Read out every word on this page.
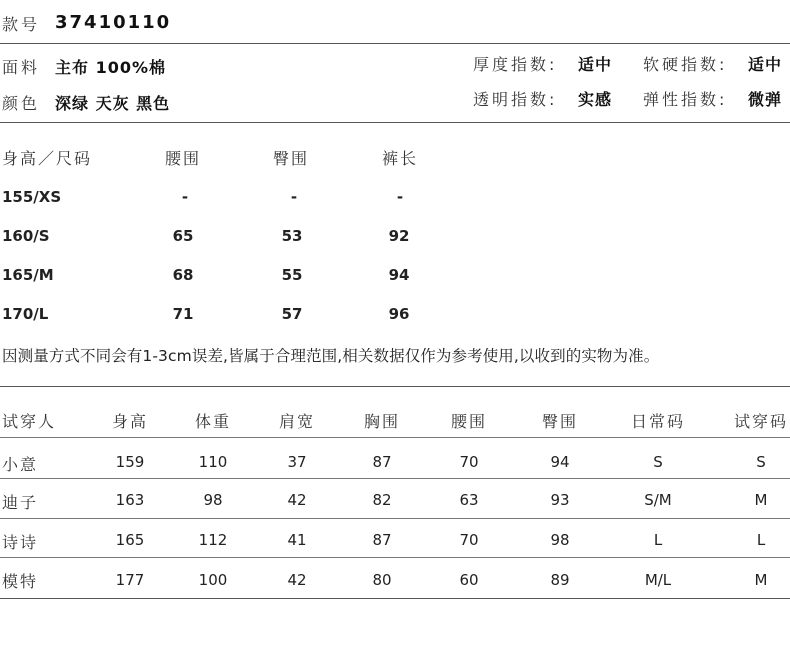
款号 37410110
面料 主布 100%棉
颜色 深绿 天灰 黑色
厚度指数: 适中 软硬指数: 适中
透明指数: 实感 弹性指数: 微弹
身高／尺码	腰围	臀围	裤长
155/XS	-	-	-
160/S	65	53	92
165/M	68	55	94
170/L	71	57	96
因测量方式不同会有1-3cm误差,皆属于合理范围,相关数据仅作为参考使用,以收到的实物为准。
试穿人	身高	体重	肩宽	胸围	腰围	臀围	日常码	试穿码
小意	159	110	37	87	70	94	S	S
迪子	163	98	42	82	63	93	S/M	M
诗诗	165	112	41	87	70	98	L	L
模特	177	100	42	80	60	89	M/L	M
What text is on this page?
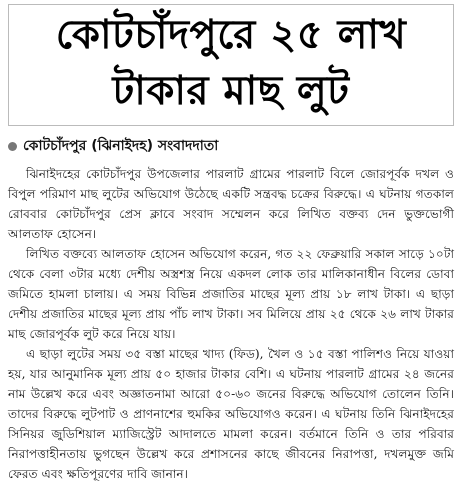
কোটচাঁদপুরে ২৫ লাখ
টাকার মাছ লুট
কোটচাঁদপুর (ঝিনাইদহ) সংবাদদাতা

ঝিনাইদহের কোটচাঁদপুর উপজেলার পারলাট গ্রামের পারলাট বিলে জোরপূর্বক দখল ও বিপুল পরিমাণ মাছ লুটের অভিযোগ উঠেছে একটি সন্ত্রবদ্ধ চক্রের বিরুদ্ধে। এ ঘটনায় গতকাল রোববার কোটচাঁদপুর প্রেস ক্লাবে সংবাদ সম্মেলন করে লিখিত বক্তব্য দেন ভুক্তভোগী আলতাফ হোসেন।

লিখিত বক্তব্যে আলতাফ হোসেন অভিযোগ করেন, গত ২২ ফেব্রুয়ারি সকাল সাড়ে ১০টা থেকে বেলা ৩টার মধ্যে দেশীয় অস্ত্রশস্ত্র নিয়ে একদল লোক তার মালিকানাধীন বিলের ডোবা জমিতে হামলা চালায়। এ সময় বিভিন্ন প্রজাতির মাছের মূল্য প্রায় ১৮ লাখ টাকা। এ ছাড়া দেশীয় প্রজাতির মাছের মূল্য প্রায় পাঁচ লাখ টাকা। সব মিলিয়ে প্রায় ২৫ থেকে ২৬ লাখ টাকার মাছ জোরপূর্বক লুট করে নিয়ে যায়।

এ ছাড়া লুটের সময় ৩৫ বস্তা মাছের খাদ্য (ফিড), খৈল ও ১৫ বস্তা পালিশও নিয়ে যাওয়া হয়, যার আনুমানিক মূল্য প্রায় ৫০ হাজার টাকার বেশি। এ ঘটনায় পারলাট গ্রামের ২৪ জনের নাম উল্লেখ করে এবং অজ্ঞাতনামা আরো ৫০-৬০ জনের বিরুদ্ধে অভিযোগ তোলেন তিনি। তাদের বিরুদ্ধে লুটপাট ও প্রাণনাশের হুমকির অভিযোগও করেন। এ ঘটনায় তিনি ঝিনাইদহের সিনিয়র জুডিশিয়াল ম্যাজিস্ট্রেট আদালতে মামলা করেন। বর্তমানে তিনি ও তার পরিবার নিরাপত্তাহীনতায় ভুগছেন উল্লেখ করে প্রশাসনের কাছে জীবনের নিরাপত্তা, দখলমুক্ত জমি ফেরত এবং ক্ষতিপূরণের দাবি জানান।
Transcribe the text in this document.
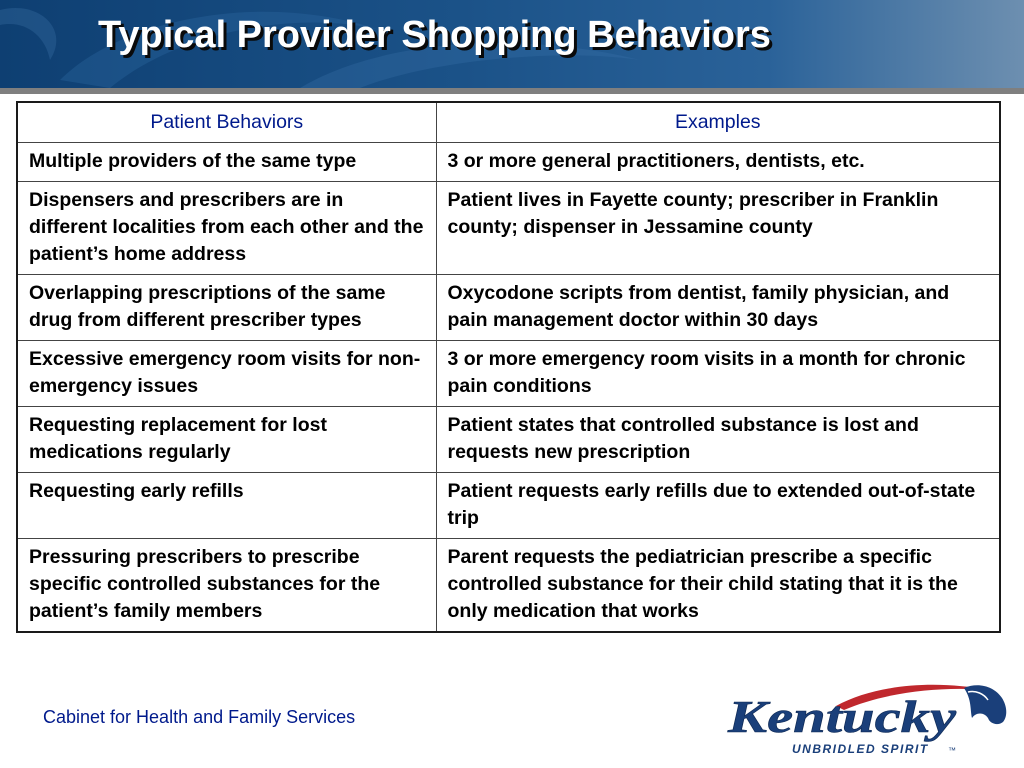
Typical Provider Shopping Behaviors
Patient Behaviors	Examples
Multiple providers of the same type	3 or more general practitioners, dentists, etc.
Dispensers and prescribers are in different localities from each other and the patient’s home address	Patient lives in Fayette county; prescriber in Franklin county; dispenser in Jessamine county
Overlapping prescriptions of the same drug from different prescriber types	Oxycodone scripts from dentist, family physician, and pain management doctor within 30 days
Excessive emergency room visits for non-emergency issues	3 or more emergency room visits in a month for chronic pain conditions
Requesting replacement for lost medications regularly	Patient states that controlled substance is lost and requests new prescription
Requesting early refills	Patient requests early refills due to extended out-of-state trip
Pressuring prescribers to prescribe specific controlled substances for the patient’s family members	Parent requests the pediatrician prescribe a specific controlled substance for their child stating that it is the only medication that works
Cabinet for Health and Family Services	Kentucky
UNBRIDLED SPIRIT ™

- - -

→ Given request: Transcribe the whole listing exactly. Pictures stay out of your copy.

→ Solution below:
Read out every word on this page.
款号 37410110
面料 主布 100%棉
颜色 深绿 天灰 黑色
厚度指数: 适中 软硬指数: 适中
透明指数: 实感 弹性指数: 微弹
身高／尺码	腰围	臀围	裤长
155/XS	-	-	-
160/S	65	53	92
165/M	68	55	94
170/L	71	57	96
因测量方式不同会有1-3cm误差,皆属于合理范围,相关数据仅作为参考使用,以收到的实物为准。
试穿人	身高	体重	肩宽	胸围	腰围	臀围	日常码	试穿码
小意	159	110	37	87	70	94	S	S
迪子	163	98	42	82	63	93	S/M	M
诗诗	165	112	41	87	70	98	L	L
模特	177	100	42	80	60	89	M/L	M
What text is on this page?
কোটচাঁদপুরে ২৫ লাখ
টাকার মাছ লুট
কোটচাঁদপুর (ঝিনাইদহ) সংবাদদাতা

ঝিনাইদহের কোটচাঁদপুর উপজেলার পারলাট গ্রামের পারলাট বিলে জোরপূর্বক দখল ও বিপুল পরিমাণ মাছ লুটের অভিযোগ উঠেছে একটি সন্ত্রবদ্ধ চক্রের বিরুদ্ধে। এ ঘটনায় গতকাল রোববার কোটচাঁদপুর প্রেস ক্লাবে সংবাদ সম্মেলন করে লিখিত বক্তব্য দেন ভুক্তভোগী আলতাফ হোসেন।

লিখিত বক্তব্যে আলতাফ হোসেন অভিযোগ করেন, গত ২২ ফেব্রুয়ারি সকাল সাড়ে ১০টা থেকে বেলা ৩টার মধ্যে দেশীয় অস্ত্রশস্ত্র নিয়ে একদল লোক তার মালিকানাধীন বিলের ডোবা জমিতে হামলা চালায়। এ সময় বিভিন্ন প্রজাতির মাছের মূল্য প্রায় ১৮ লাখ টাকা। এ ছাড়া দেশীয় প্রজাতির মাছের মূল্য প্রায় পাঁচ লাখ টাকা। সব মিলিয়ে প্রায় ২৫ থেকে ২৬ লাখ টাকার মাছ জোরপূর্বক লুট করে নিয়ে যায়।

এ ছাড়া লুটের সময় ৩৫ বস্তা মাছের খাদ্য (ফিড), খৈল ও ১৫ বস্তা পালিশও নিয়ে যাওয়া হয়, যার আনুমানিক মূল্য প্রায় ৫০ হাজার টাকার বেশি। এ ঘটনায় পারলাট গ্রামের ২৪ জনের নাম উল্লেখ করে এবং অজ্ঞাতনামা আরো ৫০-৬০ জনের বিরুদ্ধে অভিযোগ তোলেন তিনি। তাদের বিরুদ্ধে লুটপাট ও প্রাণনাশের হুমকির অভিযোগও করেন। এ ঘটনায় তিনি ঝিনাইদহের সিনিয়র জুডিশিয়াল ম্যাজিস্ট্রেট আদালতে মামলা করেন। বর্তমানে তিনি ও তার পরিবার নিরাপত্তাহীনতায় ভুগছেন উল্লেখ করে প্রশাসনের কাছে জীবনের নিরাপত্তা, দখলমুক্ত জমি ফেরত এবং ক্ষতিপূরণের দাবি জানান।
Transcribe the text in this document.
Typical Provider Shopping Behaviors
Patient Behaviors	Examples
Multiple providers of the same type	3 or more general practitioners, dentists, etc.
Dispensers and prescribers are in different localities from each other and the patient’s home address	Patient lives in Fayette county; prescriber in Franklin county; dispenser in Jessamine county
Overlapping prescriptions of the same drug from different prescriber types	Oxycodone scripts from dentist, family physician, and pain management doctor within 30 days
Excessive emergency room visits for non-emergency issues	3 or more emergency room visits in a month for chronic pain conditions
Requesting replacement for lost medications regularly	Patient states that controlled substance is lost and requests new prescription
Requesting early refills	Patient requests early refills due to extended out-of-state trip
Pressuring prescribers to prescribe specific controlled substances for the patient’s family members	Parent requests the pediatrician prescribe a specific controlled substance for their child stating that it is the only medication that works
Cabinet for Health and Family Services	Kentucky
UNBRIDLED SPIRIT ™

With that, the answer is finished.